* Selected passage *
Excerpted from an essay by Joe Guthrie

When we caught him, M34 didn’t seem remarkable for anything other than for being a black bear making a living in south-central Florida. He was 2 ½ years old, weighing less than 200 lbs.

University of Kentucky’s Wade Ulrey and I trapped him in a patch of oak scrub in early October 2009, near the peak of the acorn harvest. The scrub draws bears during the fall, and in a good year they may work the food-rich patches for months, gorging on scrub oak acorns, hickory nuts and palmetto fruit.

We used fire lanes to search for fresh bear signs, so we knew a little about M34 before we caught him from following his tracks in the sand. We could not yet imagine how important that unassuming young male would become to us.

To Be a Bear

To be a bear in south-central Florida is to be constantly moving in search of the most easily available food. Before they focus on the scrub they are in the pine flatwoods, eating saw palmetto berries, and before that they search out the best wild grapes and blackberries. After the scrub, they go to the oak hammocks to take advantage of the live oak acorn drop, which typically occurs later in the fall.

[Page element notes]

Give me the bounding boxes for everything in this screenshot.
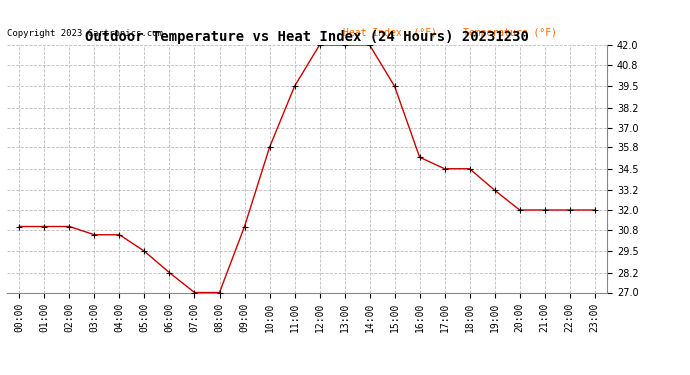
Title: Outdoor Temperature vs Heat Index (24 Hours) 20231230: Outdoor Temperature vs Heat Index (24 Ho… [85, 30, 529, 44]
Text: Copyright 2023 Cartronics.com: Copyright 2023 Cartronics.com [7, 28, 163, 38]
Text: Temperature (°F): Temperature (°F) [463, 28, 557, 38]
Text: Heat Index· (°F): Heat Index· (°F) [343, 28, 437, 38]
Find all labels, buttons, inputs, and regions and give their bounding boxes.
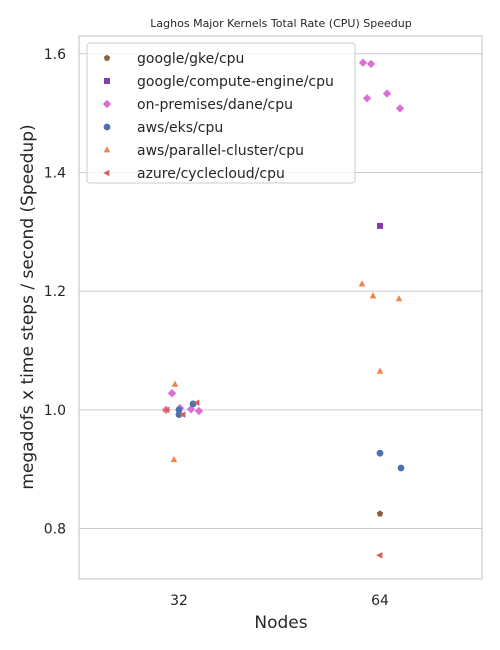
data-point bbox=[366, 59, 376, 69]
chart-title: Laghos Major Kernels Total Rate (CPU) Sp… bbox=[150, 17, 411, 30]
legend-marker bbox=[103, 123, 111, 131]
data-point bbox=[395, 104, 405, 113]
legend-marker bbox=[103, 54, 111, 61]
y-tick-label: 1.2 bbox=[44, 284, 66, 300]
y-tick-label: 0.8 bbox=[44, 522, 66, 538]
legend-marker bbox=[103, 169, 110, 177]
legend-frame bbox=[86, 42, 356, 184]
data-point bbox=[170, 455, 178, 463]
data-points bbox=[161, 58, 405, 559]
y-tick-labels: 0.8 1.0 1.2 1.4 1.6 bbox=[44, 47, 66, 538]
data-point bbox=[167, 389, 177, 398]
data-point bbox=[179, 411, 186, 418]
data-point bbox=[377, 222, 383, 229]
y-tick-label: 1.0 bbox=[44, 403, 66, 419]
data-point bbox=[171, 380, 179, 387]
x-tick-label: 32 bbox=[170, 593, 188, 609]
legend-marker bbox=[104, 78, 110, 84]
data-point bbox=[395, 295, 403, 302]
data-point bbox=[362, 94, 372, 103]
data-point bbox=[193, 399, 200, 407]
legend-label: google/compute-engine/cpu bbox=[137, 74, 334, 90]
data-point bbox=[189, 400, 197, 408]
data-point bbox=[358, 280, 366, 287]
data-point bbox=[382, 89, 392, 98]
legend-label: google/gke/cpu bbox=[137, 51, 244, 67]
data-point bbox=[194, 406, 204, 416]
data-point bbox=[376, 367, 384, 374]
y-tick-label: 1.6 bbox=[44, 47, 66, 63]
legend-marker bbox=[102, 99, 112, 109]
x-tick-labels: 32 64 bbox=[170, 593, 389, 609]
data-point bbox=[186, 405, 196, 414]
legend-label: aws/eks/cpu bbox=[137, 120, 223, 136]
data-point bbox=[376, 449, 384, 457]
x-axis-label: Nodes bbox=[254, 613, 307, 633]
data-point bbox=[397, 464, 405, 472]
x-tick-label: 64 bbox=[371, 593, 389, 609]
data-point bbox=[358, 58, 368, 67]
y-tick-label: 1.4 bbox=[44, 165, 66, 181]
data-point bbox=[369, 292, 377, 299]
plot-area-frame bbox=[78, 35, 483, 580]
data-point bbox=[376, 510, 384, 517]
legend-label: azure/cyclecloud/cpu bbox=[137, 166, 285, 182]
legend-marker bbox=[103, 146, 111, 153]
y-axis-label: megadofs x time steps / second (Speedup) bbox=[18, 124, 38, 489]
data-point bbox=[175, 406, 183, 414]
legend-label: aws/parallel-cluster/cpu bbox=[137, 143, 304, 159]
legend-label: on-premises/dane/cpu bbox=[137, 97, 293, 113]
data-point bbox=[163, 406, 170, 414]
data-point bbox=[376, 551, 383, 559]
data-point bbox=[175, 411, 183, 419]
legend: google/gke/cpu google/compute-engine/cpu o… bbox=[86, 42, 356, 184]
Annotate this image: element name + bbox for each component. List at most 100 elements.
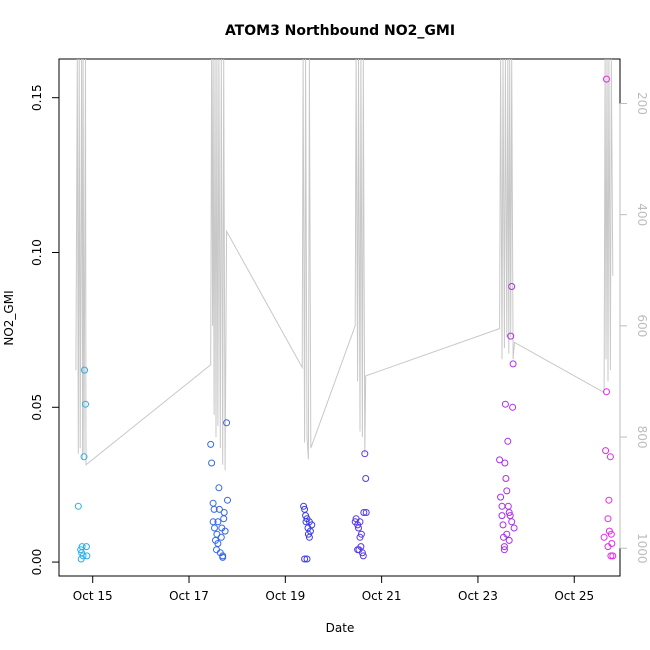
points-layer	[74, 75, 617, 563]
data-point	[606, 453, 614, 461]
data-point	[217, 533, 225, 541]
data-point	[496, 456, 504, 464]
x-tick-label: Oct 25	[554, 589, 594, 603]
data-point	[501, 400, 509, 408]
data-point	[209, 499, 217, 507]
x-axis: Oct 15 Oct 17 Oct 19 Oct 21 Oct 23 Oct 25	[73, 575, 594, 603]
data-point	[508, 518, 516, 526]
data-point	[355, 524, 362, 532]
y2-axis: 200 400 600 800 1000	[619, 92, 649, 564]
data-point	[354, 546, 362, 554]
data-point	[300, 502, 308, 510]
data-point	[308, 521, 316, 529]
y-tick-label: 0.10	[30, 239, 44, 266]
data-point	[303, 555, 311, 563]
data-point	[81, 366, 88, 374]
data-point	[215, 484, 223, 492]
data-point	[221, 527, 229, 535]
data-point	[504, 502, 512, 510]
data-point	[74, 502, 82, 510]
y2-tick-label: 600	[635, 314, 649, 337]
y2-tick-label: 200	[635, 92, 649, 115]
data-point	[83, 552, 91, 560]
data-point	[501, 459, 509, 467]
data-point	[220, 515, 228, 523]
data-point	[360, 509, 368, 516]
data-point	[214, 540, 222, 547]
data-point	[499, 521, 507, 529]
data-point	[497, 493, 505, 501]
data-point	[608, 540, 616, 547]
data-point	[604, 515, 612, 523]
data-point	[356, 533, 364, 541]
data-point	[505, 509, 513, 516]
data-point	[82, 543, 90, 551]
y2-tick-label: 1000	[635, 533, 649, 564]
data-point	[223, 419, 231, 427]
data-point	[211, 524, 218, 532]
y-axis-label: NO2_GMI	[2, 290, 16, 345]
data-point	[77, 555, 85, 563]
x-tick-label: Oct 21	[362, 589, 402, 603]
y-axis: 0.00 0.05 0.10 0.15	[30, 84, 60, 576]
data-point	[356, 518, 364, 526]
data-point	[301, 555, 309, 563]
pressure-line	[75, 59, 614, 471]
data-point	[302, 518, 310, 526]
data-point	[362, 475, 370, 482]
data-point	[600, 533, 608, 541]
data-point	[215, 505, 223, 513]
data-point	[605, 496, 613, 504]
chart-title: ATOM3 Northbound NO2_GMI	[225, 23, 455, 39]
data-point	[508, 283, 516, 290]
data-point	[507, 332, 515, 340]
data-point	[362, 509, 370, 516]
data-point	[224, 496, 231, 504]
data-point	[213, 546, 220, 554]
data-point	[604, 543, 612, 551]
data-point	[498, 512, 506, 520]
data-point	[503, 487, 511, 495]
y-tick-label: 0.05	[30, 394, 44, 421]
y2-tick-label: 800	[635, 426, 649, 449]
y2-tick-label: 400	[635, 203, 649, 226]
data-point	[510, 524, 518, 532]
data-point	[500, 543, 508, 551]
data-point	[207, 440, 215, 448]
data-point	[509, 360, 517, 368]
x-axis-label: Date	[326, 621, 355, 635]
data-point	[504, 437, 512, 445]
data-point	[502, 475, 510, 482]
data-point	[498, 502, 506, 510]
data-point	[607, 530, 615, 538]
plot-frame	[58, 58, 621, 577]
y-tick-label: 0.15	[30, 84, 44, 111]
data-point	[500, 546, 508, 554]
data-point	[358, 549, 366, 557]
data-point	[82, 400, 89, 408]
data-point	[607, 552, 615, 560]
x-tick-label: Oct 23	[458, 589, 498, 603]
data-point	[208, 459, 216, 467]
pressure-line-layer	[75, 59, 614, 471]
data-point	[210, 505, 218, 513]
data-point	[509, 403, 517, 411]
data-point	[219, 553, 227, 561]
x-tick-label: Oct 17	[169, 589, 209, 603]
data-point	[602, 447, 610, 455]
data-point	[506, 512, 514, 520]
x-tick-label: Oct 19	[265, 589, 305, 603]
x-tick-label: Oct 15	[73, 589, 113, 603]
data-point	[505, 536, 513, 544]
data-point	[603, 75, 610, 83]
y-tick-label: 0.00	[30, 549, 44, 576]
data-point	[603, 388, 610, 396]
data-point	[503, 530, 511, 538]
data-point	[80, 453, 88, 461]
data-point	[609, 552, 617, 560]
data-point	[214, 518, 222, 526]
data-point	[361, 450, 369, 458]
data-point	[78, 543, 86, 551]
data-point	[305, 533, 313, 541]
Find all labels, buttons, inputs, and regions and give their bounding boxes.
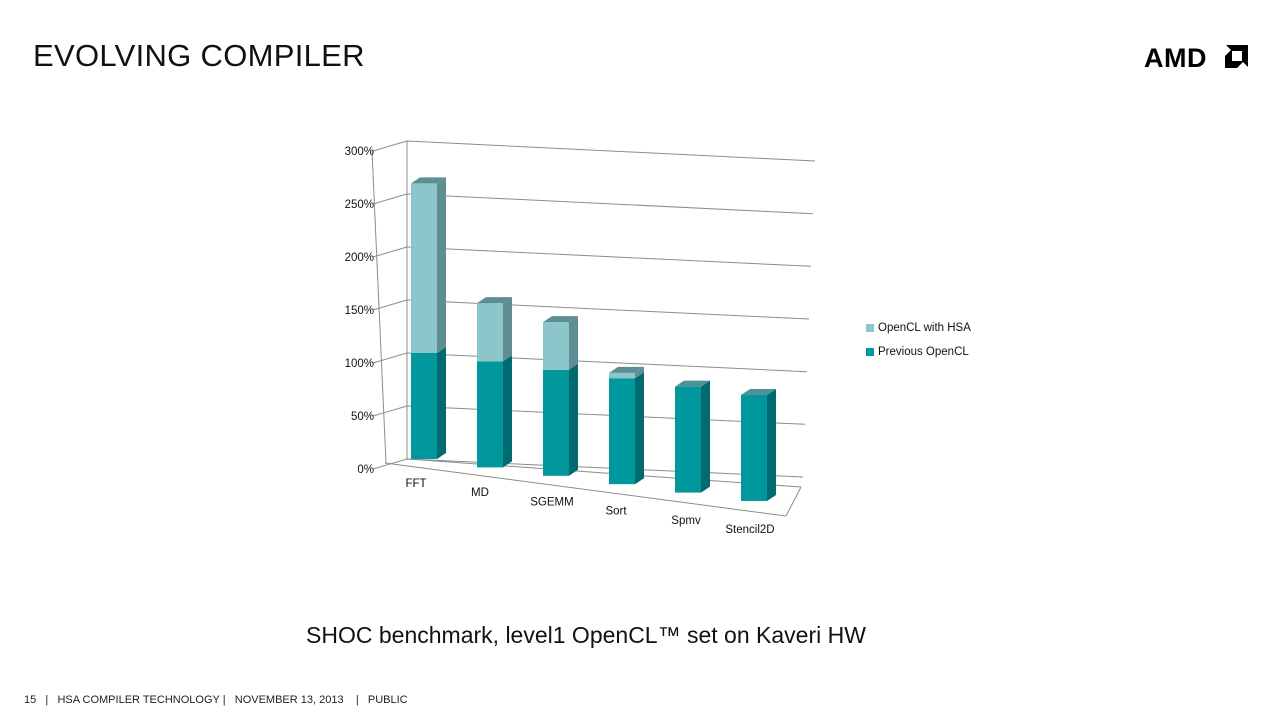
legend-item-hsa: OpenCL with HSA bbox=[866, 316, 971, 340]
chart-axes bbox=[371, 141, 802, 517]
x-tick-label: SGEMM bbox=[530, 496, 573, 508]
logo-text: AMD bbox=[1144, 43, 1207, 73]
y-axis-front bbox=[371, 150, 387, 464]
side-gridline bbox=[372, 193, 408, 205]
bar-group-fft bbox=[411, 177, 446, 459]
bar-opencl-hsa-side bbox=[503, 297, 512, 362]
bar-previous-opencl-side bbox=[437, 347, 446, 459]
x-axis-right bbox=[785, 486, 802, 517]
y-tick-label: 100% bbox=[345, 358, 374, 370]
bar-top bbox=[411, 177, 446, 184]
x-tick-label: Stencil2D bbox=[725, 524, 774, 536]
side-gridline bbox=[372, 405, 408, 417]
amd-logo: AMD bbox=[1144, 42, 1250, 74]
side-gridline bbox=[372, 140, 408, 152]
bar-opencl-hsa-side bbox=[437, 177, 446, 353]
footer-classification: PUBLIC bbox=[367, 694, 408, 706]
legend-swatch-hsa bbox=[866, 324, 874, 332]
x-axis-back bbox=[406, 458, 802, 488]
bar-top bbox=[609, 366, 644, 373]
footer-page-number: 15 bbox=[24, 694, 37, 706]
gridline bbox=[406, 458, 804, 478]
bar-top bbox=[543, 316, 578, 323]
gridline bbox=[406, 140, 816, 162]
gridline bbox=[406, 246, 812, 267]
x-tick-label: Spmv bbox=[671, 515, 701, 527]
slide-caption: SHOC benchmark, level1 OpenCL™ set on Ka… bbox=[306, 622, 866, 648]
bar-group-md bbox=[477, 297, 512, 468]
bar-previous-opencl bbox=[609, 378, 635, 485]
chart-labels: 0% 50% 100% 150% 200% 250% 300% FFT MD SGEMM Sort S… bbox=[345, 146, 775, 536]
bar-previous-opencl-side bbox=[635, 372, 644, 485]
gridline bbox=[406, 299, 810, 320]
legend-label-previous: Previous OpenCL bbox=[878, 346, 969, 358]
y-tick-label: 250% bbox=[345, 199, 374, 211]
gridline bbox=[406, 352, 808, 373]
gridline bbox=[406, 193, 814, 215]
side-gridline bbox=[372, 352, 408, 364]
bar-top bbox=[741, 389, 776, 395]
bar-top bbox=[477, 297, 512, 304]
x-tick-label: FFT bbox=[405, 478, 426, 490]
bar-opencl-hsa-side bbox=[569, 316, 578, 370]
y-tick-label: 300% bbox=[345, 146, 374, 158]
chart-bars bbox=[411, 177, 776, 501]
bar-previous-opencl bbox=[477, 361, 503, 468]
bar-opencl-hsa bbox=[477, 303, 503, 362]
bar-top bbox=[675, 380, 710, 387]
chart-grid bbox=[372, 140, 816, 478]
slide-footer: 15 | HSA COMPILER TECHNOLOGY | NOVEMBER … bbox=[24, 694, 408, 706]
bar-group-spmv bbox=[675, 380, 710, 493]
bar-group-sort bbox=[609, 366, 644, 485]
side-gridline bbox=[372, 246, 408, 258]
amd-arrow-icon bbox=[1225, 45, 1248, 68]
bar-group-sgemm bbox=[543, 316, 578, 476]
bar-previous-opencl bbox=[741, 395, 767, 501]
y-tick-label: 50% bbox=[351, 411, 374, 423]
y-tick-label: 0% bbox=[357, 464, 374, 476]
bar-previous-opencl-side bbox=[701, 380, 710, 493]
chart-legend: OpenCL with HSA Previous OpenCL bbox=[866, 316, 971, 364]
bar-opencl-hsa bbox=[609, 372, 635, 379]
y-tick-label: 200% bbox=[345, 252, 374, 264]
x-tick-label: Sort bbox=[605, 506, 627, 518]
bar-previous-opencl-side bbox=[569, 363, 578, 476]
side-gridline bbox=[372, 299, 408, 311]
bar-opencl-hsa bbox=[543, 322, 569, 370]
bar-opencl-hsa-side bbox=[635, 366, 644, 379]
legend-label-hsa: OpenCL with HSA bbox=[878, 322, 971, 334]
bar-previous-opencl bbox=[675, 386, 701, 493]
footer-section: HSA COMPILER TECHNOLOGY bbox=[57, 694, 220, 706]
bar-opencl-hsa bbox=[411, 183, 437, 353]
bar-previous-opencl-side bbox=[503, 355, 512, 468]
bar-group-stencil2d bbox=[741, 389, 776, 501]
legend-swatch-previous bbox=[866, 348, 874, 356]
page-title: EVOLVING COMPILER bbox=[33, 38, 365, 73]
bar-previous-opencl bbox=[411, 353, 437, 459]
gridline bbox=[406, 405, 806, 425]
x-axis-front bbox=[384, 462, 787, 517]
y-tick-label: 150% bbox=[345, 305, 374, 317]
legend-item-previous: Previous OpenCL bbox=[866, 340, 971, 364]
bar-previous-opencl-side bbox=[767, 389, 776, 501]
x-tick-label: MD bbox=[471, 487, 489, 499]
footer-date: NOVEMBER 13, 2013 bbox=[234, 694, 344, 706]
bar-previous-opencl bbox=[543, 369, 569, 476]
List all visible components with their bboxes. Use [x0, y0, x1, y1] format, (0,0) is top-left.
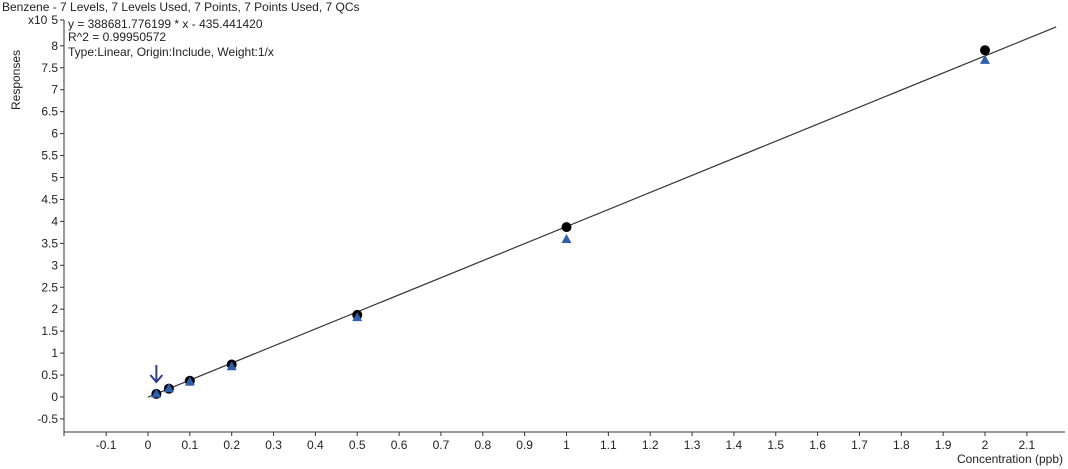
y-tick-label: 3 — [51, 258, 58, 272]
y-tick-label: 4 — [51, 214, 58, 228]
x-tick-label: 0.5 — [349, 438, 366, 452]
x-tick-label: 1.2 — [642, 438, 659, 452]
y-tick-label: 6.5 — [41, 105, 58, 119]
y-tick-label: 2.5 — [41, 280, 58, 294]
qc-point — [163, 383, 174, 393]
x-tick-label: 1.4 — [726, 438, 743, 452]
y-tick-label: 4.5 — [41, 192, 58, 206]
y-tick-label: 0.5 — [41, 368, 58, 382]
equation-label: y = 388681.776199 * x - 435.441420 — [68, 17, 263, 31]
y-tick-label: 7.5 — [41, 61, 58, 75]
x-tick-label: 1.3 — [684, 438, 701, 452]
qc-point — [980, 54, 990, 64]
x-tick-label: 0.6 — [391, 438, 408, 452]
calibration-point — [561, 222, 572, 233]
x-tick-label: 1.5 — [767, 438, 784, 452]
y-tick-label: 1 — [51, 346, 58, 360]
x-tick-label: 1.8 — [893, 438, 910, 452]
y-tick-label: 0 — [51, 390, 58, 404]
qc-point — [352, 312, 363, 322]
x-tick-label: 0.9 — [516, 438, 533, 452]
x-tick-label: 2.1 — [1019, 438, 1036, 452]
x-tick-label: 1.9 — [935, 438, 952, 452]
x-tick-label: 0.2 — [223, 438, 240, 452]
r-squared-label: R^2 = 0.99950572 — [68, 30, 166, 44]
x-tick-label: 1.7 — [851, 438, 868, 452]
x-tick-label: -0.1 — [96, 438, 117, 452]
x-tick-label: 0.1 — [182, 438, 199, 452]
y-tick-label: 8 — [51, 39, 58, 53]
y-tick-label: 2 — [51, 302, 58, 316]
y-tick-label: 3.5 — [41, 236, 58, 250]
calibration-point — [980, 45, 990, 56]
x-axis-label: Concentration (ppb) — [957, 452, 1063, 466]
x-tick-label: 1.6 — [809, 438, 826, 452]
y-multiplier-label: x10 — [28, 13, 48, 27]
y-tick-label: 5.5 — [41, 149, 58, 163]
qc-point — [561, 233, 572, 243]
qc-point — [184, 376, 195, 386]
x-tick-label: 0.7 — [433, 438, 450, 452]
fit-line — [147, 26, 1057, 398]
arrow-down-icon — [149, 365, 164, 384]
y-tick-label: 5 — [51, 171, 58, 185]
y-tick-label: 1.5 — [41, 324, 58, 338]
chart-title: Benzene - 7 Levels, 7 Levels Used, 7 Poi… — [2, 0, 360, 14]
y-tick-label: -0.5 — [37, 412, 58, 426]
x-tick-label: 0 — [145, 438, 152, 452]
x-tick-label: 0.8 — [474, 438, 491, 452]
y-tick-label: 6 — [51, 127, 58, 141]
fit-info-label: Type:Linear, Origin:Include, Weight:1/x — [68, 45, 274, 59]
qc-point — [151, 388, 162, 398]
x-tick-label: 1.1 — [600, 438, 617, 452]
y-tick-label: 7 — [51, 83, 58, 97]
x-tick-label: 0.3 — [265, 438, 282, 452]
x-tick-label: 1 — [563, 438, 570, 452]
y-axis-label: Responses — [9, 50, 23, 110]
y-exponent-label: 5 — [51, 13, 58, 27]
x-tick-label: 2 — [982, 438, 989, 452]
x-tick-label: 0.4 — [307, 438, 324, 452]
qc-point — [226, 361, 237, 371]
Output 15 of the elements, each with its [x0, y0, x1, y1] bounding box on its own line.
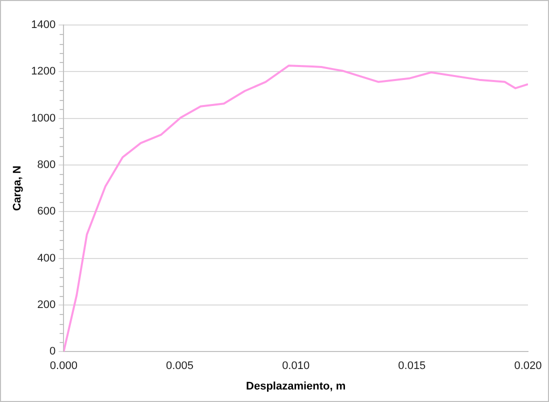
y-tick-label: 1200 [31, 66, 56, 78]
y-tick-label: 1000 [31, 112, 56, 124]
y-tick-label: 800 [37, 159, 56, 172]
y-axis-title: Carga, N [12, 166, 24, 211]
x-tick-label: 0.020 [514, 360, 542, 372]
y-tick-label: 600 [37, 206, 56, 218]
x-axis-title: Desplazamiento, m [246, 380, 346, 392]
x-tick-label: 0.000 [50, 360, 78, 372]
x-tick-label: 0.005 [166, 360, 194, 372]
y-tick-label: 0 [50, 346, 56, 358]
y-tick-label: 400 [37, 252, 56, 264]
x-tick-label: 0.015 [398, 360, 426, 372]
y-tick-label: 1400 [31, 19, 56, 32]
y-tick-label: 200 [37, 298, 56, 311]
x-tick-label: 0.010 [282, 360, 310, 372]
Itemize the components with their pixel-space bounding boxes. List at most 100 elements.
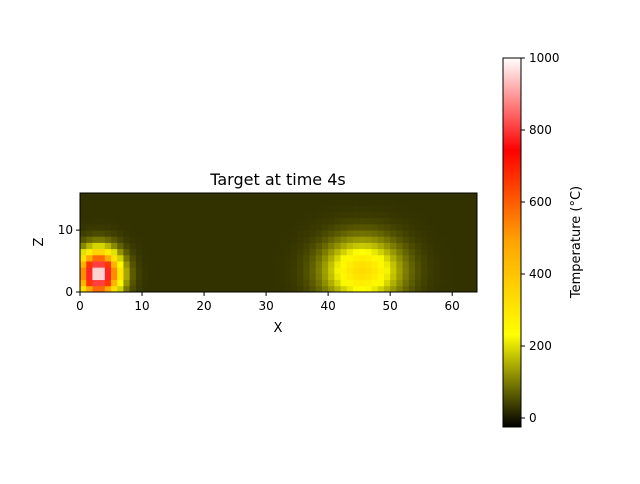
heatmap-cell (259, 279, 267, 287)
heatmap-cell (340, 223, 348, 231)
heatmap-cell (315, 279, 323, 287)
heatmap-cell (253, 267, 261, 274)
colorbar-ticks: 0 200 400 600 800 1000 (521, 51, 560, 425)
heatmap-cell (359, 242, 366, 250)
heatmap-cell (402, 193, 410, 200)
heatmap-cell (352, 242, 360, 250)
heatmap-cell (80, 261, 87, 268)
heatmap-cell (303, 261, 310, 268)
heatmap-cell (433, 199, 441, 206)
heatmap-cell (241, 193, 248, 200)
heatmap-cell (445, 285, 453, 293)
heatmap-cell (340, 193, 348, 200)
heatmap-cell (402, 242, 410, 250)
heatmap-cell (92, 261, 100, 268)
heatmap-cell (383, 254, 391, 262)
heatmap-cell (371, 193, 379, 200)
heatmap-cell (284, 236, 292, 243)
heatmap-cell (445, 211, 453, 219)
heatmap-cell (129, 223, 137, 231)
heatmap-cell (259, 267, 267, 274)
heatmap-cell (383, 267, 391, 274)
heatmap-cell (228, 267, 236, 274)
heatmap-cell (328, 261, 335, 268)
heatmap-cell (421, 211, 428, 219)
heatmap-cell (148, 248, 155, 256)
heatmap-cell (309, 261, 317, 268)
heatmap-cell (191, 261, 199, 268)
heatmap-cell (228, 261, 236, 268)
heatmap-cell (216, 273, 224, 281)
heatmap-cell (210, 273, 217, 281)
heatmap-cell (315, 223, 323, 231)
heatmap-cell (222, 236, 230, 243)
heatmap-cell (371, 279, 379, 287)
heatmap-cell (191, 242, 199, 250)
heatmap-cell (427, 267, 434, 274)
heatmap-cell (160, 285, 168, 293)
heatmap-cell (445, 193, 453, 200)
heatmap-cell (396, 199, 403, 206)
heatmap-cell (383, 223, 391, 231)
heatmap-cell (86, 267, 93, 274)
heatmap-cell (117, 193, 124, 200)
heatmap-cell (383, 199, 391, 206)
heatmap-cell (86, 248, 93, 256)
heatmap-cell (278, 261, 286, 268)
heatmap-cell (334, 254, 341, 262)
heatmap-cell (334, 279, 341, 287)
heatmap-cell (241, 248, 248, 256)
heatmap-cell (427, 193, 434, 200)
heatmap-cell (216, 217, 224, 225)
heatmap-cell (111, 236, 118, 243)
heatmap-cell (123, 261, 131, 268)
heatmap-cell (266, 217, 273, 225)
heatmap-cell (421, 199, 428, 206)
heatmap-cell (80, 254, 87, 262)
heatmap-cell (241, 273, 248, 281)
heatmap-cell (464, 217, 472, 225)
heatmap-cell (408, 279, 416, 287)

* Objective *
Do these statements agree with the essay excerpt about the bear M34? Answer yes or no for each, and quote the words from the excerpt that decide it.
1. M34 weighed more than 200 lbs when he was caught.
2. M34 was trapped in early October 2009.
3. The live oak acorn drop usually comes before the bears move into the scrub.
The material comes from a different source than the essay excerpt.

* Complete output *
1. No: "weighing less than 200 lbs."
2. Yes: "in early October 2009"
3. No: "After the scrub, they go to the oak hammocks to take advantage of the live oak acorn drop, which typically occurs later in the fall."